[Start Given records]

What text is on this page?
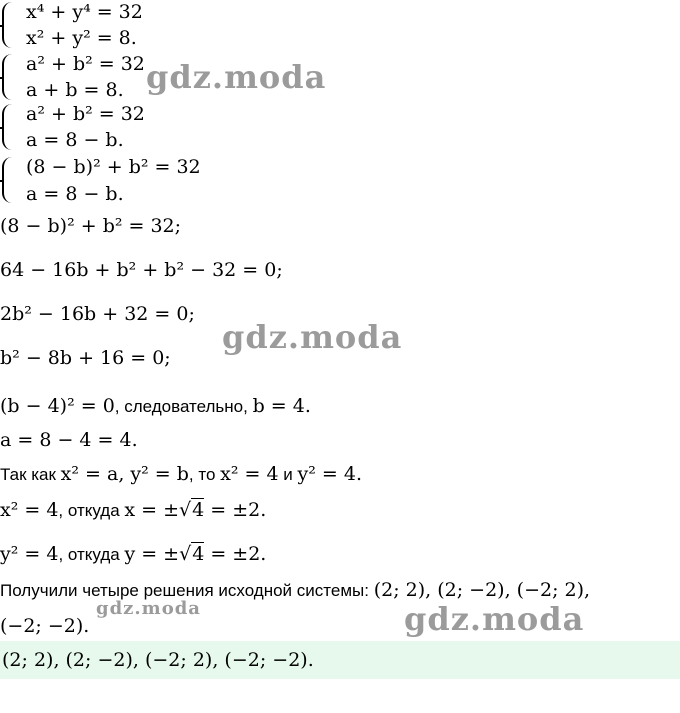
x⁴ + y⁴ = 32
x² + y² = 8.
a² + b² = 32
a + b = 8.
a² + b² = 32
a = 8 − b.
(8 − b)² + b² = 32
a = 8 − b.
(8 − b)² + b² = 32;
64 − 16b + b² + b² − 32 = 0;
2b² − 16b + 32 = 0;
b² − 8b + 16 = 0;
(b − 4)² = 0, следовательно, b = 4.
a = 8 − 4 = 4.
Так как x² = a, y² = b, то x² = 4 и y² = 4.
x² = 4, откуда x = ±√4 = ±2.
y² = 4, откуда y = ±√4 = ±2.
Получили четыре решения исходной системы: (2; 2), (2; −2), (−2; 2),
(−2; −2).
(2; 2), (2; −2), (−2; 2), (−2; −2).
gdz.moda
gdz.moda
gdz.moda	gdz.moda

[End Given records]

Leave the pictures out and write out every entry exactly as given.

> **Answer to this problem**
What text is on this page?
x⁴ + y⁴ = 32
x² + y² = 8.
a² + b² = 32
a + b = 8.
a² + b² = 32
a = 8 − b.
(8 − b)² + b² = 32
a = 8 − b.
(8 − b)² + b² = 32;
64 − 16b + b² + b² − 32 = 0;
2b² − 16b + 32 = 0;
b² − 8b + 16 = 0;
(b − 4)² = 0, следовательно, b = 4.
a = 8 − 4 = 4.
Так как x² = a, y² = b, то x² = 4 и y² = 4.
x² = 4, откуда x = ±√4 = ±2.
y² = 4, откуда y = ±√4 = ±2.
Получили четыре решения исходной системы: (2; 2), (2; −2), (−2; 2),
(−2; −2).
(2; 2), (2; −2), (−2; 2), (−2; −2).
gdz.moda
gdz.moda
gdz.moda	gdz.moda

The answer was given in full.